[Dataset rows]
+===+
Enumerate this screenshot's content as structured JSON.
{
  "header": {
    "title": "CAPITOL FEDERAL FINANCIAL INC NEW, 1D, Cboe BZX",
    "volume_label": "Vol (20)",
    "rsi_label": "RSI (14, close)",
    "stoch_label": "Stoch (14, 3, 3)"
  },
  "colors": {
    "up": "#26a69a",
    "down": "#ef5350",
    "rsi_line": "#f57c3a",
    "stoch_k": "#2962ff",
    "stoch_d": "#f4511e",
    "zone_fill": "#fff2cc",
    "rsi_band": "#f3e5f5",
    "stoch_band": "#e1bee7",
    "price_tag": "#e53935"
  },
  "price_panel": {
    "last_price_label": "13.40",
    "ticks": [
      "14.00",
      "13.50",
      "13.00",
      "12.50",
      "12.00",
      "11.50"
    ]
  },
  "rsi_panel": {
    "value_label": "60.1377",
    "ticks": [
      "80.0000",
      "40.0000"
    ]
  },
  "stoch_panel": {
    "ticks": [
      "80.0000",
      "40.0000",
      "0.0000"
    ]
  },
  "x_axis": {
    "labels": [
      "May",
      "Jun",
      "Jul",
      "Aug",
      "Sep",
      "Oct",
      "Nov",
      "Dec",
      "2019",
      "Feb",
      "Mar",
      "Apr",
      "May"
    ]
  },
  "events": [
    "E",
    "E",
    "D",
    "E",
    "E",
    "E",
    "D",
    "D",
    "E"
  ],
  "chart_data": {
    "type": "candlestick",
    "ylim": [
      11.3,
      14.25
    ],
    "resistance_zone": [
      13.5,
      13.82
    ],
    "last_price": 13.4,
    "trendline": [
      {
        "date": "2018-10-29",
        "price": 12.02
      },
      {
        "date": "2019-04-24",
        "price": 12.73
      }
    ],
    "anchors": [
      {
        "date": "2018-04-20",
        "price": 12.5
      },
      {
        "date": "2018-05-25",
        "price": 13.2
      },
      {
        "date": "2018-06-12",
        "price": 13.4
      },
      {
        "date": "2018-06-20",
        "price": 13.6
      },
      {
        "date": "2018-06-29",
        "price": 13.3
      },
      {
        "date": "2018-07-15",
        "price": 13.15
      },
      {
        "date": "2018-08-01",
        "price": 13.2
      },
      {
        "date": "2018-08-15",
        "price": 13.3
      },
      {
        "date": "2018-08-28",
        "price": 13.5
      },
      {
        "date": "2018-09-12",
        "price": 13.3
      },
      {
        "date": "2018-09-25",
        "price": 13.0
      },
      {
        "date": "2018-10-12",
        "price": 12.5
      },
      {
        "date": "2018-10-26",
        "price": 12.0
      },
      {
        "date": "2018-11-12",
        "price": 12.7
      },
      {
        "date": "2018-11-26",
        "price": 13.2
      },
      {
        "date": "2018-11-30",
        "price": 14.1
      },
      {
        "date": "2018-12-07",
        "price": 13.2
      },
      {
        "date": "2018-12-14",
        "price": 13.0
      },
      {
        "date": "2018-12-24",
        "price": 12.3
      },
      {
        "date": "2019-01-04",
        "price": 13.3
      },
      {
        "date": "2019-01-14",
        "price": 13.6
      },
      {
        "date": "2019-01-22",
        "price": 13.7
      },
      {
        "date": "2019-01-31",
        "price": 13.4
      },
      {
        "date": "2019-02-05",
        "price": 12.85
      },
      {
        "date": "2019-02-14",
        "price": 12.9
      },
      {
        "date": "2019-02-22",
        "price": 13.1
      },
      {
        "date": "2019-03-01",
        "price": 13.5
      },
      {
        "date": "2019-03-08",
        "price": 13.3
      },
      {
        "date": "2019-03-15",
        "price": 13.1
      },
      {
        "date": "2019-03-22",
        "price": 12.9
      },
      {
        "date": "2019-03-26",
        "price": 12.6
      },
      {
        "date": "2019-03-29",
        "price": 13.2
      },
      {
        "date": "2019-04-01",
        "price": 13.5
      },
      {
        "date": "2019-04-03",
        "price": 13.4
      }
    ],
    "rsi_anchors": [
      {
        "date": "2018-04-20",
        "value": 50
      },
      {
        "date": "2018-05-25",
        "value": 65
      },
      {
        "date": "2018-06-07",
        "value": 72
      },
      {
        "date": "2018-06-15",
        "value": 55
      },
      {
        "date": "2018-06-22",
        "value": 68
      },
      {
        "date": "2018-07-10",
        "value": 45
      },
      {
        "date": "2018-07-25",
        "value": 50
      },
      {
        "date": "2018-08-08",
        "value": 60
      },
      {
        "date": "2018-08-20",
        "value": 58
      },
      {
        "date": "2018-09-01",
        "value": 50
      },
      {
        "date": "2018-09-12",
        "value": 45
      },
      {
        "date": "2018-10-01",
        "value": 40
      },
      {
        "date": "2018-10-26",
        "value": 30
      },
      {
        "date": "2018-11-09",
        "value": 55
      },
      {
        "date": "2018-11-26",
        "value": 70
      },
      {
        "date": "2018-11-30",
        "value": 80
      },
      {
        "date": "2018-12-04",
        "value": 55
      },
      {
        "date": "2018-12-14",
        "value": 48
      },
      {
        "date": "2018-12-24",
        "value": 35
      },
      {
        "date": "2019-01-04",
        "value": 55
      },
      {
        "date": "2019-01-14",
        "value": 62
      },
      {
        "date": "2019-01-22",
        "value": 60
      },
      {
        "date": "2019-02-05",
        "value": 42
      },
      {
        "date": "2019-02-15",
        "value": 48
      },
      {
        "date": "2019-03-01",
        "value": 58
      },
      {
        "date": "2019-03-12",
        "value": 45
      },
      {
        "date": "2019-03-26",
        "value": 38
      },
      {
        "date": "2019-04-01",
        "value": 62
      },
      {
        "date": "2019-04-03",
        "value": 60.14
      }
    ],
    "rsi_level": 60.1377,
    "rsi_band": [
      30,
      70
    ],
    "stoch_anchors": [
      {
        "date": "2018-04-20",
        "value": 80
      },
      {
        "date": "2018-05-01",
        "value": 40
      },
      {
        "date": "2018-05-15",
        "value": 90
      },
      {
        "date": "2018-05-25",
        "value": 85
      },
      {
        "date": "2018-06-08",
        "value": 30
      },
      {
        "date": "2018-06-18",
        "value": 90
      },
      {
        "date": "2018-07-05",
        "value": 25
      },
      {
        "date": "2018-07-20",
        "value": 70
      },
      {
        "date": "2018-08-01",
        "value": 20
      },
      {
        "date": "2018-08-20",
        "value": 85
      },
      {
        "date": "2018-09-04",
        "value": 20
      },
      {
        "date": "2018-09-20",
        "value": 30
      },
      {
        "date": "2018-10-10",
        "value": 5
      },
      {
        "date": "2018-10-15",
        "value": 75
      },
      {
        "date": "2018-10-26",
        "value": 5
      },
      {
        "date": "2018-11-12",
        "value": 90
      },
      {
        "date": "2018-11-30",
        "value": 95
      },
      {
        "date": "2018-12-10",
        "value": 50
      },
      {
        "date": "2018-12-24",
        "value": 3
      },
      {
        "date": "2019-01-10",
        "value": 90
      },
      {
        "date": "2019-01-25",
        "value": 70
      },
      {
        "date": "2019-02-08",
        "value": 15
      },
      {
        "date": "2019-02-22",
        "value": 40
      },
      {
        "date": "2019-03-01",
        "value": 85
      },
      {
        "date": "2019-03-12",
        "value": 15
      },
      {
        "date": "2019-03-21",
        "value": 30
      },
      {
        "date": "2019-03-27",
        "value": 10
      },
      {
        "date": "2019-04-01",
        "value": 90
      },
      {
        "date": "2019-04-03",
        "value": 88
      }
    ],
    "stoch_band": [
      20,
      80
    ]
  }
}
+===+
● What to do
Reproduce each line verbatim.

● Reply
Enumerate this screenshot's content as structured JSON.
{
  "header": {
    "title": "CAPITOL FEDERAL FINANCIAL INC NEW, 1D, Cboe BZX",
    "volume_label": "Vol (20)",
    "rsi_label": "RSI (14, close)",
    "stoch_label": "Stoch (14, 3, 3)"
  },
  "colors": {
    "up": "#26a69a",
    "down": "#ef5350",
    "rsi_line": "#f57c3a",
    "stoch_k": "#2962ff",
    "stoch_d": "#f4511e",
    "zone_fill": "#fff2cc",
    "rsi_band": "#f3e5f5",
    "stoch_band": "#e1bee7",
    "price_tag": "#e53935"
  },
  "price_panel": {
    "last_price_label": "13.40",
    "ticks": [
      "14.00",
      "13.50",
      "13.00",
      "12.50",
      "12.00",
      "11.50"
    ]
  },
  "rsi_panel": {
    "value_label": "60.1377",
    "ticks": [
      "80.0000",
      "40.0000"
    ]
  },
  "stoch_panel": {
    "ticks": [
      "80.0000",
      "40.0000",
      "0.0000"
    ]
  },
  "x_axis": {
    "labels": [
      "May",
      "Jun",
      "Jul",
      "Aug",
      "Sep",
      "Oct",
      "Nov",
      "Dec",
      "2019",
      "Feb",
      "Mar",
      "Apr",
      "May"
    ]
  },
  "events": [
    "E",
    "E",
    "D",
    "E",
    "E",
    "E",
    "D",
    "D",
    "E"
  ],
  "chart_data": {
    "type": "candlestick",
    "ylim": [
      11.3,
      14.25
    ],
    "resistance_zone": [
      13.5,
      13.82
    ],
    "last_price": 13.4,
    "trendline": [
      {
        "date": "2018-10-29",
        "price": 12.02
      },
      {
        "date": "2019-04-24",
        "price": 12.73
      }
    ],
    "anchors": [
      {
        "date": "2018-04-20",
        "price": 12.5
      },
      {
        "date": "2018-05-25",
        "price": 13.2
      },
      {
        "date": "2018-06-12",
        "price": 13.4
      },
      {
        "date": "2018-06-20",
        "price": 13.6
      },
      {
        "date": "2018-06-29",
        "price": 13.3
      },
      {
        "date": "2018-07-15",
        "price": 13.15
      },
      {
        "date": "2018-08-01",
        "price": 13.2
      },
      {
        "date": "2018-08-15",
        "price": 13.3
      },
      {
        "date": "2018-08-28",
        "price": 13.5
      },
      {
        "date": "2018-09-12",
        "price": 13.3
      },
      {
        "date": "2018-09-25",
        "price": 13.0
      },
      {
        "date": "2018-10-12",
        "price": 12.5
      },
      {
        "date": "2018-10-26",
        "price": 12.0
      },
      {
        "date": "2018-11-12",
        "price": 12.7
      },
      {
        "date": "2018-11-26",
        "price": 13.2
      },
      {
        "date": "2018-11-30",
        "price": 14.1
      },
      {
        "date": "2018-12-07",
        "price": 13.2
      },
      {
        "date": "2018-12-14",
        "price": 13.0
      },
      {
        "date": "2018-12-24",
        "price": 12.3
      },
      {
        "date": "2019-01-04",
        "price": 13.3
      },
      {
        "date": "2019-01-14",
        "price": 13.6
      },
      {
        "date": "2019-01-22",
        "price": 13.7
      },
      {
        "date": "2019-01-31",
        "price": 13.4
      },
      {
        "date": "2019-02-05",
        "price": 12.85
      },
      {
        "date": "2019-02-14",
        "price": 12.9
      },
      {
        "date": "2019-02-22",
        "price": 13.1
      },
      {
        "date": "2019-03-01",
        "price": 13.5
      },
      {
        "date": "2019-03-08",
        "price": 13.3
      },
      {
        "date": "2019-03-15",
        "price": 13.1
      },
      {
        "date": "2019-03-22",
        "price": 12.9
      },
      {
        "date": "2019-03-26",
        "price": 12.6
      },
      {
        "date": "2019-03-29",
        "price": 13.2
      },
      {
        "date": "2019-04-01",
        "price": 13.5
      },
      {
        "date": "2019-04-03",
        "price": 13.4
      }
    ],
    "rsi_anchors": [
      {
        "date": "2018-04-20",
        "value": 50
      },
      {
        "date": "2018-05-25",
        "value": 65
      },
      {
        "date": "2018-06-07",
        "value": 72
      },
      {
        "date": "2018-06-15",
        "value": 55
      },
      {
        "date": "2018-06-22",
        "value": 68
      },
      {
        "date": "2018-07-10",
        "value": 45
      },
      {
        "date": "2018-07-25",
        "value": 50
      },
      {
        "date": "2018-08-08",
        "value": 60
      },
      {
        "date": "2018-08-20",
        "value": 58
      },
      {
        "date": "2018-09-01",
        "value": 50
      },
      {
        "date": "2018-09-12",
        "value": 45
      },
      {
        "date": "2018-10-01",
        "value": 40
      },
      {
        "date": "2018-10-26",
        "value": 30
      },
      {
        "date": "2018-11-09",
        "value": 55
      },
      {
        "date": "2018-11-26",
        "value": 70
      },
      {
        "date": "2018-11-30",
        "value": 80
      },
      {
        "date": "2018-12-04",
        "value": 55
      },
      {
        "date": "2018-12-14",
        "value": 48
      },
      {
        "date": "2018-12-24",
        "value": 35
      },
      {
        "date": "2019-01-04",
        "value": 55
      },
      {
        "date": "2019-01-14",
        "value": 62
      },
      {
        "date": "2019-01-22",
        "value": 60
      },
      {
        "date": "2019-02-05",
        "value": 42
      },
      {
        "date": "2019-02-15",
        "value": 48
      },
      {
        "date": "2019-03-01",
        "value": 58
      },
      {
        "date": "2019-03-12",
        "value": 45
      },
      {
        "date": "2019-03-26",
        "value": 38
      },
      {
        "date": "2019-04-01",
        "value": 62
      },
      {
        "date": "2019-04-03",
        "value": 60.14
      }
    ],
    "rsi_level": 60.1377,
    "rsi_band": [
      30,
      70
    ],
    "stoch_anchors": [
      {
        "date": "2018-04-20",
        "value": 80
      },
      {
        "date": "2018-05-01",
        "value": 40
      },
      {
        "date": "2018-05-15",
        "value": 90
      },
      {
        "date": "2018-05-25",
        "value": 85
      },
      {
        "date": "2018-06-08",
        "value": 30
      },
      {
        "date": "2018-06-18",
        "value": 90
      },
      {
        "date": "2018-07-05",
        "value": 25
      },
      {
        "date": "2018-07-20",
        "value": 70
      },
      {
        "date": "2018-08-01",
        "value": 20
      },
      {
        "date": "2018-08-20",
        "value": 85
      },
      {
        "date": "2018-09-04",
        "value": 20
      },
      {
        "date": "2018-09-20",
        "value": 30
      },
      {
        "date": "2018-10-10",
        "value": 5
      },
      {
        "date": "2018-10-15",
        "value": 75
      },
      {
        "date": "2018-10-26",
        "value": 5
      },
      {
        "date": "2018-11-12",
        "value": 90
      },
      {
        "date": "2018-11-30",
        "value": 95
      },
      {
        "date": "2018-12-10",
        "value": 50
      },
      {
        "date": "2018-12-24",
        "value": 3
      },
      {
        "date": "2019-01-10",
        "value": 90
      },
      {
        "date": "2019-01-25",
        "value": 70
      },
      {
        "date": "2019-02-08",
        "value": 15
      },
      {
        "date": "2019-02-22",
        "value": 40
      },
      {
        "date": "2019-03-01",
        "value": 85
      },
      {
        "date": "2019-03-12",
        "value": 15
      },
      {
        "date": "2019-03-21",
        "value": 30
      },
      {
        "date": "2019-03-27",
        "value": 10
      },
      {
        "date": "2019-04-01",
        "value": 90
      },
      {
        "date": "2019-04-03",
        "value": 88
      }
    ],
    "stoch_band": [
      20,
      80
    ]
  }
}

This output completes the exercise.